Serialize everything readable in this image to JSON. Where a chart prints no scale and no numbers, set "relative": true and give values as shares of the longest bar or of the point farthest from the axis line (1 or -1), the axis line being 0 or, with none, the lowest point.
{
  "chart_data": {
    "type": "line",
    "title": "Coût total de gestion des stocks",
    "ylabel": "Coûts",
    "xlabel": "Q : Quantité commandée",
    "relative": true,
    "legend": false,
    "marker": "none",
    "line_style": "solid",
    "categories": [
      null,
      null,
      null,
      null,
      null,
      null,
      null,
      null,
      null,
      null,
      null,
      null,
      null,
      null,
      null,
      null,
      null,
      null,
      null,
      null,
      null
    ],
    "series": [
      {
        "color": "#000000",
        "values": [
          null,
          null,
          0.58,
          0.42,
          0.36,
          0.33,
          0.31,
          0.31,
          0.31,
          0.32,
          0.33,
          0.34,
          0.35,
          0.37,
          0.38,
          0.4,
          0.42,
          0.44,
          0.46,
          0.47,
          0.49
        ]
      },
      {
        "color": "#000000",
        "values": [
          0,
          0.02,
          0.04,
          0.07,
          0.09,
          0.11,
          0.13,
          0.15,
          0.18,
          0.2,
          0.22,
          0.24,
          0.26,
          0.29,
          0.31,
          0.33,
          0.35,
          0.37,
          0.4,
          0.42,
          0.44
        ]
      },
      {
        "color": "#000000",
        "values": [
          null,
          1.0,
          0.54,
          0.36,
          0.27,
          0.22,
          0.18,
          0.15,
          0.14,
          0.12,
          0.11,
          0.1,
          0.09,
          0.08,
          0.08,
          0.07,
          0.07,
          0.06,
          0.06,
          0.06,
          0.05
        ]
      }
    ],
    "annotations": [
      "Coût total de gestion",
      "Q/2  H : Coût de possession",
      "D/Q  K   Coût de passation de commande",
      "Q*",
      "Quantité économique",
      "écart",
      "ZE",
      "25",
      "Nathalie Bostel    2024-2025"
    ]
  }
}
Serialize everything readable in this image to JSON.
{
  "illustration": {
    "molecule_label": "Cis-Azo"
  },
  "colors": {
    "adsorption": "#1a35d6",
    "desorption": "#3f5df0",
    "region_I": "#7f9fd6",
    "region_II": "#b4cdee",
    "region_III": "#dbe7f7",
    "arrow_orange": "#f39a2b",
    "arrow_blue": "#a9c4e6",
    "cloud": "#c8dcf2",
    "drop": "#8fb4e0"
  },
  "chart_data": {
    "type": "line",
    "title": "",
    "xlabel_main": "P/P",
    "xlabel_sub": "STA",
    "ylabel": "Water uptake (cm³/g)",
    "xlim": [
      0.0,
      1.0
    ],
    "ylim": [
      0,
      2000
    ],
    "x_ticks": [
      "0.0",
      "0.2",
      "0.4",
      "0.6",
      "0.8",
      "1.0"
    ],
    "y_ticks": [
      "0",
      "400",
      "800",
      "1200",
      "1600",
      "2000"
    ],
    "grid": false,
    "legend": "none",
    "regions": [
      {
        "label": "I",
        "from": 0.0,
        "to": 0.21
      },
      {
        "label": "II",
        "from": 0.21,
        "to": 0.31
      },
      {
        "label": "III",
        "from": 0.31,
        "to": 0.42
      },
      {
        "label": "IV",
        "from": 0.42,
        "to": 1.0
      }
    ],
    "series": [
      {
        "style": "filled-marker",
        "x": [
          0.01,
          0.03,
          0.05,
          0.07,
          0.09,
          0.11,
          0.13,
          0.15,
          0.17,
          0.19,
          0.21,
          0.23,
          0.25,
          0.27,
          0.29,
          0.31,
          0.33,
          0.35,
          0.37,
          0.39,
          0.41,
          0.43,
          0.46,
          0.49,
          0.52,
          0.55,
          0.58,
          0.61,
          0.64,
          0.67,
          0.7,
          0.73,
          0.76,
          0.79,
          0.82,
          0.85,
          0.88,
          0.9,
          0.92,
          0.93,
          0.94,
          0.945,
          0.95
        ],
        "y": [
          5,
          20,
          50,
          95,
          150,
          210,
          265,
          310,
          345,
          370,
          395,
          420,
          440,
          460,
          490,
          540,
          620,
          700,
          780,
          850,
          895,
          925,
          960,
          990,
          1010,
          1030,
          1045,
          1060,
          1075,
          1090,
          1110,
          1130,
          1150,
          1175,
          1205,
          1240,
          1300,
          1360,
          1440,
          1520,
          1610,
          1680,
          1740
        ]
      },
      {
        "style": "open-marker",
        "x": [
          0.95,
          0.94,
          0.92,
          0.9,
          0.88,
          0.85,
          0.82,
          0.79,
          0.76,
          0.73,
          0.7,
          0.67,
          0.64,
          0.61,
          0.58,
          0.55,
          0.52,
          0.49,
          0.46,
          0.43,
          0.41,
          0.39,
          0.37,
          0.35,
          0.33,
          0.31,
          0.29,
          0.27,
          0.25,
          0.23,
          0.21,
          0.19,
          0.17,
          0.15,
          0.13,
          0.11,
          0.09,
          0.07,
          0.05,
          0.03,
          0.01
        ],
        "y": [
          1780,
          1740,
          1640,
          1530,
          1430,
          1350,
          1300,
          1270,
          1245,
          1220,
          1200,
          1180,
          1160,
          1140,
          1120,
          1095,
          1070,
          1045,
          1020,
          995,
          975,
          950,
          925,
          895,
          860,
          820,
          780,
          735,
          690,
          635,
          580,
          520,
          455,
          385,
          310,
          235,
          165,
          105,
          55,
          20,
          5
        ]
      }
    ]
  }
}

^^^^^^^^

Written request | Go through the listing above and restate it word for word.

Solution to this problem |
Serialize everything readable in this image to JSON. Where a chart prints no scale and no numbers, set "relative": true and give values as shares of the longest bar or of the point farthest from the axis line (1 or -1), the axis line being 0 or, with none, the lowest point.
{
  "chart_data": {
    "type": "line",
    "title": "Coût total de gestion des stocks",
    "ylabel": "Coûts",
    "xlabel": "Q : Quantité commandée",
    "relative": true,
    "legend": false,
    "marker": "none",
    "line_style": "solid",
    "categories": [
      null,
      null,
      null,
      null,
      null,
      null,
      null,
      null,
      null,
      null,
      null,
      null,
      null,
      null,
      null,
      null,
      null,
      null,
      null,
      null,
      null
    ],
    "series": [
      {
        "color": "#000000",
        "values": [
          null,
          null,
          0.58,
          0.42,
          0.36,
          0.33,
          0.31,
          0.31,
          0.31,
          0.32,
          0.33,
          0.34,
          0.35,
          0.37,
          0.38,
          0.4,
          0.42,
          0.44,
          0.46,
          0.47,
          0.49
        ]
      },
      {
        "color": "#000000",
        "values": [
          0,
          0.02,
          0.04,
          0.07,
          0.09,
          0.11,
          0.13,
          0.15,
          0.18,
          0.2,
          0.22,
          0.24,
          0.26,
          0.29,
          0.31,
          0.33,
          0.35,
          0.37,
          0.4,
          0.42,
          0.44
        ]
      },
      {
        "color": "#000000",
        "values": [
          null,
          1.0,
          0.54,
          0.36,
          0.27,
          0.22,
          0.18,
          0.15,
          0.14,
          0.12,
          0.11,
          0.1,
          0.09,
          0.08,
          0.08,
          0.07,
          0.07,
          0.06,
          0.06,
          0.06,
          0.05
        ]
      }
    ],
    "annotations": [
      "Coût total de gestion",
      "Q/2  H : Coût de possession",
      "D/Q  K   Coût de passation de commande",
      "Q*",
      "Quantité économique",
      "écart",
      "ZE",
      "25",
      "Nathalie Bostel    2024-2025"
    ]
  }
}
Serialize everything readable in this image to JSON.
{
  "illustration": {
    "molecule_label": "Cis-Azo"
  },
  "colors": {
    "adsorption": "#1a35d6",
    "desorption": "#3f5df0",
    "region_I": "#7f9fd6",
    "region_II": "#b4cdee",
    "region_III": "#dbe7f7",
    "arrow_orange": "#f39a2b",
    "arrow_blue": "#a9c4e6",
    "cloud": "#c8dcf2",
    "drop": "#8fb4e0"
  },
  "chart_data": {
    "type": "line",
    "title": "",
    "xlabel_main": "P/P",
    "xlabel_sub": "STA",
    "ylabel": "Water uptake (cm³/g)",
    "xlim": [
      0.0,
      1.0
    ],
    "ylim": [
      0,
      2000
    ],
    "x_ticks": [
      "0.0",
      "0.2",
      "0.4",
      "0.6",
      "0.8",
      "1.0"
    ],
    "y_ticks": [
      "0",
      "400",
      "800",
      "1200",
      "1600",
      "2000"
    ],
    "grid": false,
    "legend": "none",
    "regions": [
      {
        "label": "I",
        "from": 0.0,
        "to": 0.21
      },
      {
        "label": "II",
        "from": 0.21,
        "to": 0.31
      },
      {
        "label": "III",
        "from": 0.31,
        "to": 0.42
      },
      {
        "label": "IV",
        "from": 0.42,
        "to": 1.0
      }
    ],
    "series": [
      {
        "style": "filled-marker",
        "x": [
          0.01,
          0.03,
          0.05,
          0.07,
          0.09,
          0.11,
          0.13,
          0.15,
          0.17,
          0.19,
          0.21,
          0.23,
          0.25,
          0.27,
          0.29,
          0.31,
          0.33,
          0.35,
          0.37,
          0.39,
          0.41,
          0.43,
          0.46,
          0.49,
          0.52,
          0.55,
          0.58,
          0.61,
          0.64,
          0.67,
          0.7,
          0.73,
          0.76,
          0.79,
          0.82,
          0.85,
          0.88,
          0.9,
          0.92,
          0.93,
          0.94,
          0.945,
          0.95
        ],
        "y": [
          5,
          20,
          50,
          95,
          150,
          210,
          265,
          310,
          345,
          370,
          395,
          420,
          440,
          460,
          490,
          540,
          620,
          700,
          780,
          850,
          895,
          925,
          960,
          990,
          1010,
          1030,
          1045,
          1060,
          1075,
          1090,
          1110,
          1130,
          1150,
          1175,
          1205,
          1240,
          1300,
          1360,
          1440,
          1520,
          1610,
          1680,
          1740
        ]
      },
      {
        "style": "open-marker",
        "x": [
          0.95,
          0.94,
          0.92,
          0.9,
          0.88,
          0.85,
          0.82,
          0.79,
          0.76,
          0.73,
          0.7,
          0.67,
          0.64,
          0.61,
          0.58,
          0.55,
          0.52,
          0.49,
          0.46,
          0.43,
          0.41,
          0.39,
          0.37,
          0.35,
          0.33,
          0.31,
          0.29,
          0.27,
          0.25,
          0.23,
          0.21,
          0.19,
          0.17,
          0.15,
          0.13,
          0.11,
          0.09,
          0.07,
          0.05,
          0.03,
          0.01
        ],
        "y": [
          1780,
          1740,
          1640,
          1530,
          1430,
          1350,
          1300,
          1270,
          1245,
          1220,
          1200,
          1180,
          1160,
          1140,
          1120,
          1095,
          1070,
          1045,
          1020,
          995,
          975,
          950,
          925,
          895,
          860,
          820,
          780,
          735,
          690,
          635,
          580,
          520,
          455,
          385,
          310,
          235,
          165,
          105,
          55,
          20,
          5
        ]
      }
    ]
  }
}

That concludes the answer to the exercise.